>>>>>
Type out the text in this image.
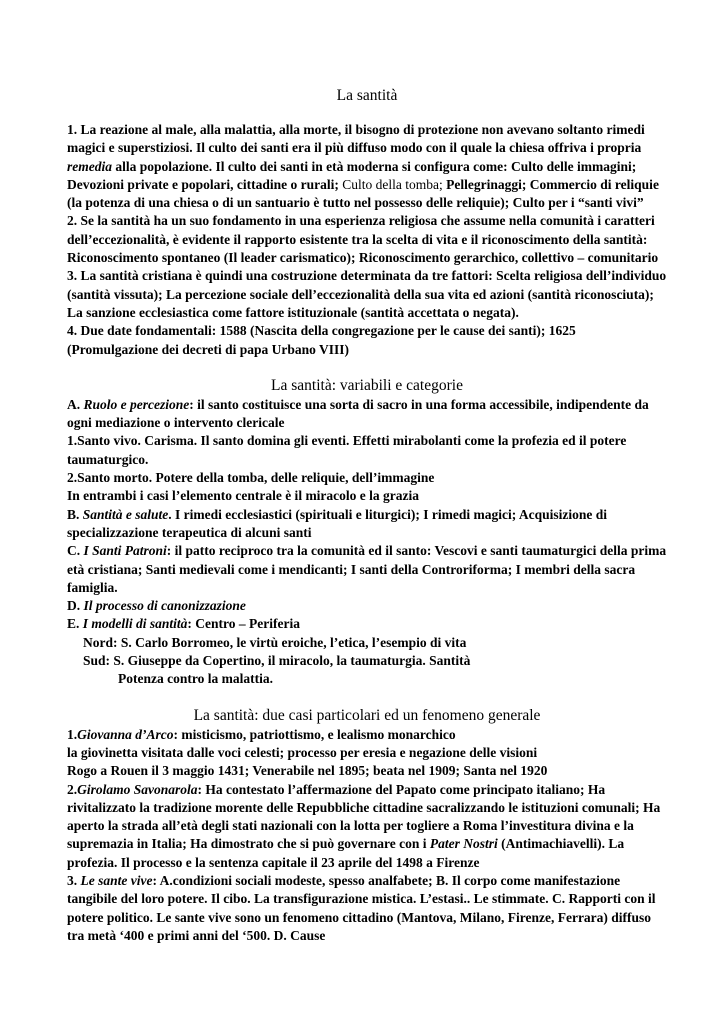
La santità

1. La reazione al male, alla malattia, alla morte, il bisogno di protezione non avevano soltanto rimedi magici e superstiziosi. Il culto dei santi era il più diffuso modo con il quale la chiesa offriva i propria remedia alla popolazione. Il culto dei santi in età moderna si configura come: Culto delle immagini; Devozioni private e popolari, cittadine o rurali; Culto della tomba; Pellegrinaggi; Commercio di reliquie (la potenza di una chiesa o di un santuario è tutto nel possesso delle reliquie); Culto per i “santi vivi”

2. Se la santità ha un suo fondamento in una esperienza religiosa che assume nella comunità i caratteri dell’eccezionalità, è evidente il rapporto esistente tra la scelta di vita e il riconoscimento della santità: Riconoscimento spontaneo (Il leader carismatico); Riconoscimento gerarchico, collettivo – comunitario

3. La santità cristiana è quindi una costruzione determinata da tre fattori: Scelta religiosa dell’individuo (santità vissuta); La percezione sociale dell’eccezionalità della sua vita ed azioni (santità riconosciuta); La sanzione ecclesiastica come fattore istituzionale (santità accettata o negata).

4. Due date fondamentali: 1588 (Nascita della congregazione per le cause dei santi); 1625 (Promulgazione dei decreti di papa Urbano VIII)

La santità: variabili e categorie

A. Ruolo e percezione: il santo costituisce una sorta di sacro in una forma accessibile, indipendente da ogni mediazione o intervento clericale

1.Santo vivo. Carisma. Il santo domina gli eventi. Effetti mirabolanti come la profezia ed il potere taumaturgico.

2.Santo morto. Potere della tomba, delle reliquie, dell’immagine

In entrambi i casi l’elemento centrale è il miracolo e la grazia

B. Santità e salute. I rimedi ecclesiastici (spirituali e liturgici); I rimedi magici; Acquisizione di specializzazione terapeutica di alcuni santi

C. I Santi Patroni: il patto reciproco tra la comunità ed il santo: Vescovi e santi taumaturgici della prima età cristiana; Santi medievali come i mendicanti; I santi della Controriforma; I membri della sacra famiglia.

D. Il processo di canonizzazione

E. I modelli di santità: Centro – Periferia

Nord: S. Carlo Borromeo, le virtù eroiche, l’etica, l’esempio di vita

Sud: S. Giuseppe da Copertino, il miracolo, la taumaturgia. Santità

Potenza contro la malattia.

La santità: due casi particolari ed un fenomeno generale

1.Giovanna d’Arco: misticismo, patriottismo, e lealismo monarchico

la giovinetta visitata dalle voci celesti; processo per eresia e negazione delle visioni

Rogo a Rouen il 3 maggio 1431; Venerabile nel 1895; beata nel 1909; Santa nel 1920

2.Girolamo Savonarola: Ha contestato l’affermazione del Papato come principato italiano; Ha rivitalizzato la tradizione morente delle Repubbliche cittadine sacralizzando le istituzioni comunali; Ha aperto la strada all’età degli stati nazionali con la lotta per togliere a Roma l’investitura divina e la supremazia in Italia; Ha dimostrato che si può governare con i Pater Nostri (Antimachiavelli). La profezia. Il processo e la sentenza capitale il 23 aprile del 1498 a Firenze

3. Le sante vive: A.condizioni sociali modeste, spesso analfabete; B. Il corpo come manifestazione tangibile del loro potere. Il cibo. La transfigurazione mistica. L’estasi.. Le stimmate. C. Rapporti con il potere politico. Le sante vive sono un fenomeno cittadino (Mantova, Milano, Firenze, Ferrara) diffuso tra metà ‘400 e primi anni del ‘500. D. Cause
<<<<<
Objective: Using the entries above, return each line that includes the word "eccezionalità".

Exercise answer:
2. Se la santità ha un suo fondamento in una esperienza religiosa che assume nella comunità i caratteri dell’eccezionalità, è evidente il rapporto esistente tra la scelta di vita e il riconoscimento della santità: Riconoscimento spontaneo (Il leader carismatico); Riconoscimento gerarchico, collettivo – comunitario
3. La santità cristiana è quindi una costruzione determinata da tre fattori: Scelta religiosa dell’individuo (santità vissuta); La percezione sociale dell’eccezionalità della sua vita ed azioni (santità riconosciuta); La sanzione ecclesiastica come fattore istituzionale (santità accettata o negata).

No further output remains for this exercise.